- **Data extract**
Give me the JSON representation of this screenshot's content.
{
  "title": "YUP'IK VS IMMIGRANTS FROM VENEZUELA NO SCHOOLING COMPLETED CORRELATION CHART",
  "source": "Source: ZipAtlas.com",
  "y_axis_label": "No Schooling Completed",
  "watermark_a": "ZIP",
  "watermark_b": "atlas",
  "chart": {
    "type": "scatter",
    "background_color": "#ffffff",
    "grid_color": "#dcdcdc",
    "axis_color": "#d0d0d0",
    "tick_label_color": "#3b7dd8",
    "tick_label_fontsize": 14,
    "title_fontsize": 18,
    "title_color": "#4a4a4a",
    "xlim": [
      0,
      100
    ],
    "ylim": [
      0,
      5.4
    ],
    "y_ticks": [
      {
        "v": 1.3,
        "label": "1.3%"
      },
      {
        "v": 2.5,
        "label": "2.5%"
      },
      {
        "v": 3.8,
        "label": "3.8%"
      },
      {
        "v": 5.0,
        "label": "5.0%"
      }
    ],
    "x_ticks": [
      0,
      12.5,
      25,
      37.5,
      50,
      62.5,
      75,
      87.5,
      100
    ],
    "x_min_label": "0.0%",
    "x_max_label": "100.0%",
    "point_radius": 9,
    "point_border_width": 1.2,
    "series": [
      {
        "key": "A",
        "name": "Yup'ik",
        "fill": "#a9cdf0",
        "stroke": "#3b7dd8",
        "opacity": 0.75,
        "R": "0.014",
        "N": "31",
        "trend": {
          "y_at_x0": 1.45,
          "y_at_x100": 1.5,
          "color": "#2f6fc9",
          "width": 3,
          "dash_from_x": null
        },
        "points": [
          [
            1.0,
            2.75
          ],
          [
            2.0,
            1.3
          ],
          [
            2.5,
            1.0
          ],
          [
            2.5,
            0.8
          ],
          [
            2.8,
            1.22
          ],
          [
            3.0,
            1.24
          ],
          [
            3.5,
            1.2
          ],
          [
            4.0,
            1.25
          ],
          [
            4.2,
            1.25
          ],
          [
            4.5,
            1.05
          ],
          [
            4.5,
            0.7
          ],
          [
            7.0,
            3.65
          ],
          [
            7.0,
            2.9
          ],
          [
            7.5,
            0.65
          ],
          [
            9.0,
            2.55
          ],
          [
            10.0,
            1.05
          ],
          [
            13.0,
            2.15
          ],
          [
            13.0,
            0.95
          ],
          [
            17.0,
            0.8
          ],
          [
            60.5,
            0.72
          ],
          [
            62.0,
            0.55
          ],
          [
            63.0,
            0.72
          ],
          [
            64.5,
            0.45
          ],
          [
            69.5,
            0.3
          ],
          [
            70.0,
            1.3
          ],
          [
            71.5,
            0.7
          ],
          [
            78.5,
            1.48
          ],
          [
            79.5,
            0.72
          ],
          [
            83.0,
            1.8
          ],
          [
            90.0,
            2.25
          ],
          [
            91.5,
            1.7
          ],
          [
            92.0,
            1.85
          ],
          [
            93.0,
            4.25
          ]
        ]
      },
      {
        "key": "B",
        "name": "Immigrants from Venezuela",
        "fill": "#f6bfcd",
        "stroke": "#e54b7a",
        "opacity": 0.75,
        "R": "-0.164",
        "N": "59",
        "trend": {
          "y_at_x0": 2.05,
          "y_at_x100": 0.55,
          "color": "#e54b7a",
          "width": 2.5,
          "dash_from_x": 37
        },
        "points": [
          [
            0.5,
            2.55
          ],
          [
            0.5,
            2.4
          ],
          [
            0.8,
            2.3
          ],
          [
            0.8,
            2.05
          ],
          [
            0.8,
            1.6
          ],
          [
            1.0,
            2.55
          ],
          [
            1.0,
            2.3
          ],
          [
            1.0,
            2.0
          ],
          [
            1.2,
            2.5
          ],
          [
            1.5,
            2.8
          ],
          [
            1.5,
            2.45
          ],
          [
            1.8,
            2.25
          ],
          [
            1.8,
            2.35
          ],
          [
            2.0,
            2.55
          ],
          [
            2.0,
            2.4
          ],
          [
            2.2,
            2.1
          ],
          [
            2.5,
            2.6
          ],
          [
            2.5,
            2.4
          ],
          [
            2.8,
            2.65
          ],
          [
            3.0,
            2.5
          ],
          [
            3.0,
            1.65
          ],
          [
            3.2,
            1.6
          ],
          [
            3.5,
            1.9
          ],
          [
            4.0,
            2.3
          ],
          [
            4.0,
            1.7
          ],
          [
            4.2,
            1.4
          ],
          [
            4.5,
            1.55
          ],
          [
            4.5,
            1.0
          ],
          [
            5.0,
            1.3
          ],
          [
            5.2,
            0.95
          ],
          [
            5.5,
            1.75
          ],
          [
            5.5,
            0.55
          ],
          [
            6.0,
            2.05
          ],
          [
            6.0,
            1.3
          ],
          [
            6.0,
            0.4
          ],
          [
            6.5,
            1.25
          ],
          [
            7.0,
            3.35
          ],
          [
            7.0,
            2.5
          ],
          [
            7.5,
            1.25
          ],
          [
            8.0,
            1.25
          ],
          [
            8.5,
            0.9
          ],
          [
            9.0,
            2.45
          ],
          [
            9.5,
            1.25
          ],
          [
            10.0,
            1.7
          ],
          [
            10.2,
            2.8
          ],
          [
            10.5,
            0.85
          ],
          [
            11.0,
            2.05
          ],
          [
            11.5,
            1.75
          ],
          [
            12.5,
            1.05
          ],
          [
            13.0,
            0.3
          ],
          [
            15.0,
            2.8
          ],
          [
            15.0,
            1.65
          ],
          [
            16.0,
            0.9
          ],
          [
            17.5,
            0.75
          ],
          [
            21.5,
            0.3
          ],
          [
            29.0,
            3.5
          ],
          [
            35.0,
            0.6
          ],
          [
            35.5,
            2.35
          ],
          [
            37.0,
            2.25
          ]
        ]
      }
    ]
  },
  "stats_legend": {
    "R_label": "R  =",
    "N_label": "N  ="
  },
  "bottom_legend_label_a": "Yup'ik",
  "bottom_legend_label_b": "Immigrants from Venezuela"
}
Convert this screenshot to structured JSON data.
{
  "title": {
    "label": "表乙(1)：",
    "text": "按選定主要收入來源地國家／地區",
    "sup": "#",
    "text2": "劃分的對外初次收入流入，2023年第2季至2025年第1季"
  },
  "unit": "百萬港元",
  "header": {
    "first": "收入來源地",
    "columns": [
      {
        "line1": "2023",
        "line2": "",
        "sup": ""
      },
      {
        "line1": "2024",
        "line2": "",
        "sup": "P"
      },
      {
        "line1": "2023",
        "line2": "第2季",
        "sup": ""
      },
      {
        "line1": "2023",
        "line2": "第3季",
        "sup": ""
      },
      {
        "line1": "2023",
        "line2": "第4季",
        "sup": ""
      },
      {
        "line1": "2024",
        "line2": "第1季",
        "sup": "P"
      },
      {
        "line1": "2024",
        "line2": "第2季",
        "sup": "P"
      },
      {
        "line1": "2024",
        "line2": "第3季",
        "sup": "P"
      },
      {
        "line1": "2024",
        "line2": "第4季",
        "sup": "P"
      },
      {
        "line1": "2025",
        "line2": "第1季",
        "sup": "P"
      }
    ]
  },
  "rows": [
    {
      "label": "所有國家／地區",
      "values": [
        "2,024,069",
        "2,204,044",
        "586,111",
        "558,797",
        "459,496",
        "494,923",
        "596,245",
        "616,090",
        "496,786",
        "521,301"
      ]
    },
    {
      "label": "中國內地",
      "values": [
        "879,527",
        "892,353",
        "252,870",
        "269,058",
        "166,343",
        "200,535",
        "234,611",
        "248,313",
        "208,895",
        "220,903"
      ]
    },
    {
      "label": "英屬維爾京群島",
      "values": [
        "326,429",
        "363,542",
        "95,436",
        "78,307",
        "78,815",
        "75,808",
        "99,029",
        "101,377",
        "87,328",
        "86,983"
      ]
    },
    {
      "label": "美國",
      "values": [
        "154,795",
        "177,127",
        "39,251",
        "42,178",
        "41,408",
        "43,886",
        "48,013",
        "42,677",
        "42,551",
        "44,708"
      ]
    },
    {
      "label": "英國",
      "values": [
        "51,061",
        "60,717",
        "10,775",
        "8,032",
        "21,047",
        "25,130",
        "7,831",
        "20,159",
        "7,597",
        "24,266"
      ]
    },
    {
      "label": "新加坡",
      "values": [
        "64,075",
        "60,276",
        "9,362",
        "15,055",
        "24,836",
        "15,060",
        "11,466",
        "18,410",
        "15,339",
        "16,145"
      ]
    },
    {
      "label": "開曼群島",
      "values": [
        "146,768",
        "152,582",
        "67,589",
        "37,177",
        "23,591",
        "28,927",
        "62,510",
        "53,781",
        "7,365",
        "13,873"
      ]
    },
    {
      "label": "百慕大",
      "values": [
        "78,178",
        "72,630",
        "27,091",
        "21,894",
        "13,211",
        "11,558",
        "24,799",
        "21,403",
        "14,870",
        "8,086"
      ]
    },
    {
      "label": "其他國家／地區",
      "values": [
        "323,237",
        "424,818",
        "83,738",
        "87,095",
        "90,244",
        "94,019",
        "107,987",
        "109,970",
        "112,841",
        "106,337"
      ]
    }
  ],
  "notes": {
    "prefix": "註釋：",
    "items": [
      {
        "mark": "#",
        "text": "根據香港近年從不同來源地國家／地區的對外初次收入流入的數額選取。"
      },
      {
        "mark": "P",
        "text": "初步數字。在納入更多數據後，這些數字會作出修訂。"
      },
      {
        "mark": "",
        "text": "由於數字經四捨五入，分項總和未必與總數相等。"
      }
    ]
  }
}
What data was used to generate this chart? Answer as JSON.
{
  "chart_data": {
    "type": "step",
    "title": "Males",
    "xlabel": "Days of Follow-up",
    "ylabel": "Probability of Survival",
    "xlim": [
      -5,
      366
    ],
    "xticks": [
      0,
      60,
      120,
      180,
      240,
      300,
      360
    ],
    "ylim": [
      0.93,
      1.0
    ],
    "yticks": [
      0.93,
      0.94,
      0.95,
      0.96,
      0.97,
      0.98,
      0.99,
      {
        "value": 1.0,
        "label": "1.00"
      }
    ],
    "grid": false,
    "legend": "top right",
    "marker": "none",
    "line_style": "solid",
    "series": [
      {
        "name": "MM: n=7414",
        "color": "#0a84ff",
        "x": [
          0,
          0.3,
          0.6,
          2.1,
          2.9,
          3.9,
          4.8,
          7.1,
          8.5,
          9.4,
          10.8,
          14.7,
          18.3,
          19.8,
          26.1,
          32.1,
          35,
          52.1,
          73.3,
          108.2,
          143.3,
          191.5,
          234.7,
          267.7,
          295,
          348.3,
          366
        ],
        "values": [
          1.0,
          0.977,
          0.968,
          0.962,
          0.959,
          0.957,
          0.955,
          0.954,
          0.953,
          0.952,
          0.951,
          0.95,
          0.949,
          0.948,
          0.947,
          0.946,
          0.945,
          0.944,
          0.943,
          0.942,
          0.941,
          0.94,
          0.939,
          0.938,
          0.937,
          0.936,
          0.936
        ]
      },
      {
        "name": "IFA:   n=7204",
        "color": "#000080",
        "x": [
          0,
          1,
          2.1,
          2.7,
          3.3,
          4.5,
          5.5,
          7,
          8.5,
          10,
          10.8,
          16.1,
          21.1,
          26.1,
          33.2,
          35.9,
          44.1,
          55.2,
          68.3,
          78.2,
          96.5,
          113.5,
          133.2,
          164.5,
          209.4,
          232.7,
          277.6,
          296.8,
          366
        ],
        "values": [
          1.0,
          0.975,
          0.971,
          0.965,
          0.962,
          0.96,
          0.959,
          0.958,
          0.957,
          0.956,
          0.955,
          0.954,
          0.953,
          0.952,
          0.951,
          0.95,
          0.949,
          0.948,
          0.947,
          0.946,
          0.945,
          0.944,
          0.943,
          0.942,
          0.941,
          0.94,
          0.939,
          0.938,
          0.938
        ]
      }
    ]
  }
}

- **Given exercise**
Check each line of the records for "this" and copy the ones that contain it.

- **Result**
Give me the JSON representation of this screenshot's content.
Convert this screenshot to structured JSON data.
What data was used to generate this chart? Answer as JSON.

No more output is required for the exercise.